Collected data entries

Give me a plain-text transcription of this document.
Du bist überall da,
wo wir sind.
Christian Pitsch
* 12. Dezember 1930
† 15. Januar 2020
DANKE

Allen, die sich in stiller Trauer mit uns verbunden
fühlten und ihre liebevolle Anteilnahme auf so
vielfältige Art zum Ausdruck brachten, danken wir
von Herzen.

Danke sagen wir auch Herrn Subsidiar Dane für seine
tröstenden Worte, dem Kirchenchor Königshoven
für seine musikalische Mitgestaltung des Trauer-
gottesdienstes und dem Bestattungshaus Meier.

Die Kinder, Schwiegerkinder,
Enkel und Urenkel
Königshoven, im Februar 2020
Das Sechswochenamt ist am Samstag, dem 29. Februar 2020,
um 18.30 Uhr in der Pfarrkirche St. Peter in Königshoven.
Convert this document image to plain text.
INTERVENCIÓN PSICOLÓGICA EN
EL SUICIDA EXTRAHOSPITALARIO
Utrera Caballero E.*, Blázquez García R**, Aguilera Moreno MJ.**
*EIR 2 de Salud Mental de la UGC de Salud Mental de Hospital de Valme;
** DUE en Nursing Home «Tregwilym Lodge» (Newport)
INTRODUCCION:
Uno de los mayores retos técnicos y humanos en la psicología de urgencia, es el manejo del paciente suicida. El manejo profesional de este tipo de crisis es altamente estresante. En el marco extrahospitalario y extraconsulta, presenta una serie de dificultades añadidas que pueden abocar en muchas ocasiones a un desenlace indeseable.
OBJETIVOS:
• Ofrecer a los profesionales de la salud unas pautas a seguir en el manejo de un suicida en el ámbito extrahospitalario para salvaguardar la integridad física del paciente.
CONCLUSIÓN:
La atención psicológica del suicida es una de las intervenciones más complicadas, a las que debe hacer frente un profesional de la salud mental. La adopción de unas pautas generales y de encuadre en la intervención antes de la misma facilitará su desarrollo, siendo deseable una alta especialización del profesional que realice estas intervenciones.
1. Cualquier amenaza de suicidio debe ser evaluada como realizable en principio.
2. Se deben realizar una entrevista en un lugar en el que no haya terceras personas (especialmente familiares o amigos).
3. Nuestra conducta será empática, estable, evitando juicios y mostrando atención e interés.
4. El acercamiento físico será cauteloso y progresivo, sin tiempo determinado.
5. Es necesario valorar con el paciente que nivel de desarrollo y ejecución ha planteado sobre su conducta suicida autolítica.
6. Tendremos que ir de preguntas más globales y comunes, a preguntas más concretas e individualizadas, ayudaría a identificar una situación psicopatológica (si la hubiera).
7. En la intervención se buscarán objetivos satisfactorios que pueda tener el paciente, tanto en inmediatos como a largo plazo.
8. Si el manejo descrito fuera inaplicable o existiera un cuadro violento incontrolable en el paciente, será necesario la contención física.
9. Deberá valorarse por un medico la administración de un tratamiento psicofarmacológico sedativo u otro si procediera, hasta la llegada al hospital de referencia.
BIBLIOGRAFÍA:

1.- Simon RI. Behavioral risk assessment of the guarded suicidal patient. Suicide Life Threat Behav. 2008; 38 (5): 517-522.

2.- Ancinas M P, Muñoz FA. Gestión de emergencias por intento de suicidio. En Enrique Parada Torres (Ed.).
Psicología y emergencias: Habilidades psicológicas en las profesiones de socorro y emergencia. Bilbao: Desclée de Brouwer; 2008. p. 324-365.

==

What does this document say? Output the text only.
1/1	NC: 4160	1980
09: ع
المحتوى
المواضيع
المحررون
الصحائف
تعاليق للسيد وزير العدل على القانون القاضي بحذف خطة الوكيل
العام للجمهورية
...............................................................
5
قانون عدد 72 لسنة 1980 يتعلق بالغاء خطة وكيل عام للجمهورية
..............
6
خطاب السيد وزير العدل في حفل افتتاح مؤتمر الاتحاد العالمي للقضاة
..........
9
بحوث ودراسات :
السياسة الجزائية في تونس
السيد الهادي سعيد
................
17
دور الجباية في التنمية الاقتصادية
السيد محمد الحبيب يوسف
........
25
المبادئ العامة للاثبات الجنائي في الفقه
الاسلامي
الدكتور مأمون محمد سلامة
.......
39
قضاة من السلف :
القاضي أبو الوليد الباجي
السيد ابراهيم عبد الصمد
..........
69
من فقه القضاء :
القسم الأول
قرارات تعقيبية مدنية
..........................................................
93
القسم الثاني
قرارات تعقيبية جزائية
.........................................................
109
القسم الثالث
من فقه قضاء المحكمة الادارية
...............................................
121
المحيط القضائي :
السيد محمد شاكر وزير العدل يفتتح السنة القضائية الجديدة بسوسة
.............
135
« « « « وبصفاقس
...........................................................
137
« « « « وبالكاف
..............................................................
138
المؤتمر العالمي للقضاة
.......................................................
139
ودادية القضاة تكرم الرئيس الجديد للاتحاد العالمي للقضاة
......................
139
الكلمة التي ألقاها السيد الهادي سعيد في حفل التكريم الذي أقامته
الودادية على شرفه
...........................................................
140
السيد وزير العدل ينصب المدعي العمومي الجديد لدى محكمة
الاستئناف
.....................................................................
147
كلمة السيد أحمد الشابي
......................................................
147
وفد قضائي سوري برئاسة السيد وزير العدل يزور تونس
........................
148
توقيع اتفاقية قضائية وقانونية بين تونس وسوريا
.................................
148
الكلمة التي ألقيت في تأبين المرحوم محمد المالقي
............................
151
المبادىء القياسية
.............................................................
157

**REQUIRED TASK:** Look through the records and gather every line containing "Trauer".

**SOLVED EXERCISE:**
Allen, die sich in stiller Trauer mit uns verbunden
für seine musikalische Mitgestaltung des Trauer-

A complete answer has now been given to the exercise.